** begin EXERCISE MATERIAL **

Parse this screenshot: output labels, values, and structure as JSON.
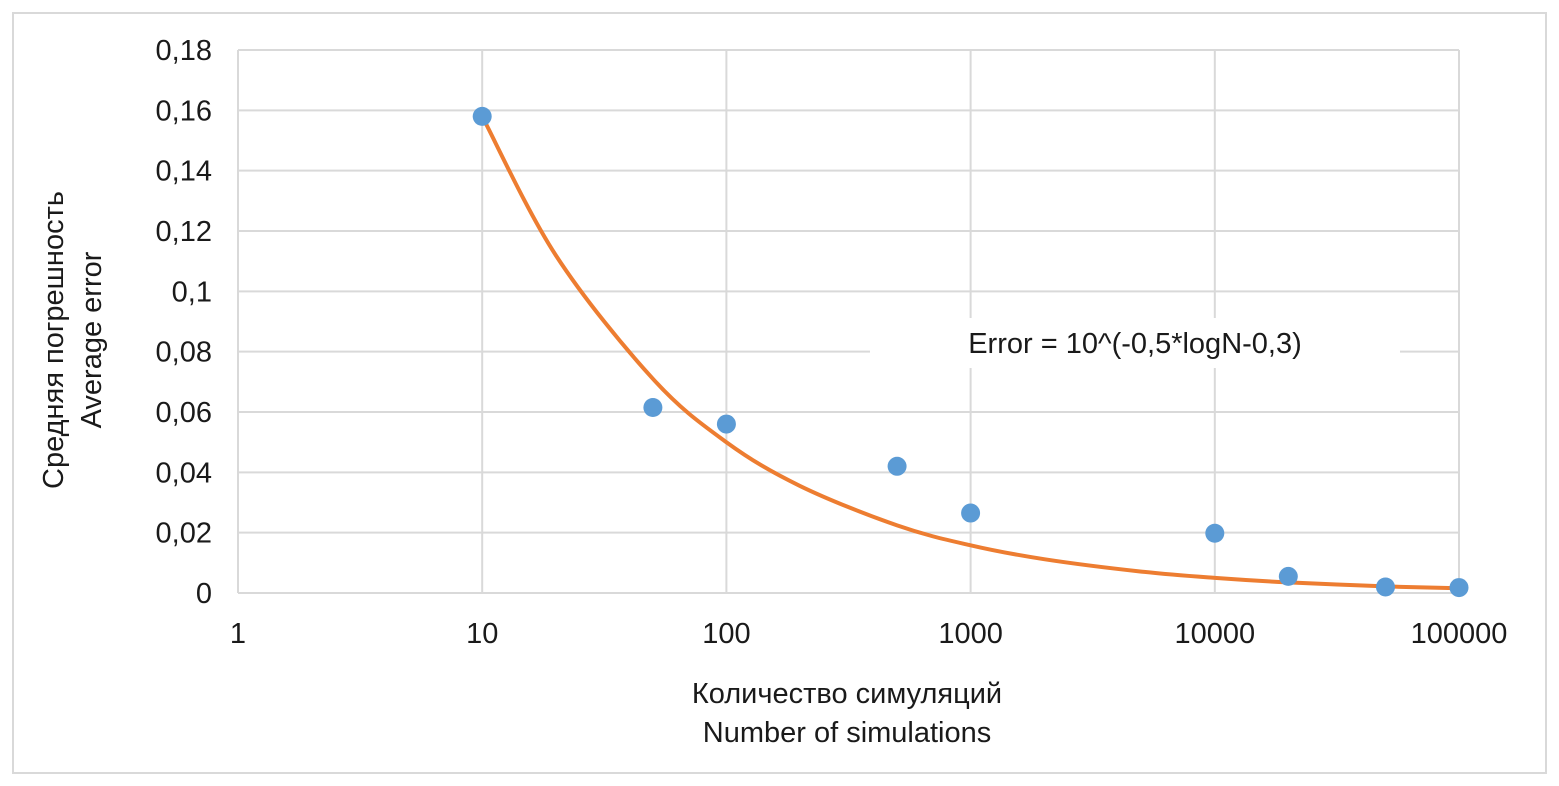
{
  "chart_data": {
    "type": "scatter",
    "x_scale": "log",
    "xlim": [
      1,
      100000
    ],
    "ylim": [
      0,
      0.18
    ],
    "x_ticks": [
      "1",
      "10",
      "100",
      "1000",
      "10000",
      "100000"
    ],
    "y_ticks": [
      "0",
      "0,02",
      "0,04",
      "0,06",
      "0,08",
      "0,1",
      "0,12",
      "0,14",
      "0,16",
      "0,18"
    ],
    "xlabel_lines": [
      "Количество симуляций",
      "Number of simulations"
    ],
    "ylabel_lines": [
      "Средняя погрешность",
      "Average error"
    ],
    "annotation": "Error = 10^(-0,5*logN-0,3)",
    "grid": true,
    "series": [
      {
        "kind": "points",
        "color": "#5b9bd5",
        "x": [
          10,
          50,
          100,
          500,
          1000,
          10000,
          20000,
          50000,
          100000
        ],
        "y": [
          0.158,
          0.0615,
          0.056,
          0.042,
          0.0265,
          0.0198,
          0.0055,
          0.002,
          0.0018
        ]
      },
      {
        "kind": "line",
        "color": "#ed7d31",
        "x": [
          10,
          20,
          50,
          100,
          200,
          500,
          1000,
          2000,
          5000,
          10000,
          20000,
          50000,
          100000
        ],
        "y": [
          0.158,
          0.112,
          0.071,
          0.05,
          0.0355,
          0.0224,
          0.0158,
          0.0112,
          0.0071,
          0.005,
          0.0035,
          0.0022,
          0.0016
        ]
      }
    ]
  }
}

** end EXERCISE MATERIAL **

• WHAT IS BEING ASKED: All of the material above should be reproduced exactly, except the pictures.

• SOLUTION FOR THIS EXERCISE:
Parse this screenshot: output labels, values, and structure as JSON.
{
  "chart_data": {
    "type": "scatter",
    "x_scale": "log",
    "xlim": [
      1,
      100000
    ],
    "ylim": [
      0,
      0.18
    ],
    "x_ticks": [
      "1",
      "10",
      "100",
      "1000",
      "10000",
      "100000"
    ],
    "y_ticks": [
      "0",
      "0,02",
      "0,04",
      "0,06",
      "0,08",
      "0,1",
      "0,12",
      "0,14",
      "0,16",
      "0,18"
    ],
    "xlabel_lines": [
      "Количество симуляций",
      "Number of simulations"
    ],
    "ylabel_lines": [
      "Средняя погрешность",
      "Average error"
    ],
    "annotation": "Error = 10^(-0,5*logN-0,3)",
    "grid": true,
    "series": [
      {
        "kind": "points",
        "color": "#5b9bd5",
        "x": [
          10,
          50,
          100,
          500,
          1000,
          10000,
          20000,
          50000,
          100000
        ],
        "y": [
          0.158,
          0.0615,
          0.056,
          0.042,
          0.0265,
          0.0198,
          0.0055,
          0.002,
          0.0018
        ]
      },
      {
        "kind": "line",
        "color": "#ed7d31",
        "x": [
          10,
          20,
          50,
          100,
          200,
          500,
          1000,
          2000,
          5000,
          10000,
          20000,
          50000,
          100000
        ],
        "y": [
          0.158,
          0.112,
          0.071,
          0.05,
          0.0355,
          0.0224,
          0.0158,
          0.0112,
          0.0071,
          0.005,
          0.0035,
          0.0022,
          0.0016
        ]
      }
    ]
  }
}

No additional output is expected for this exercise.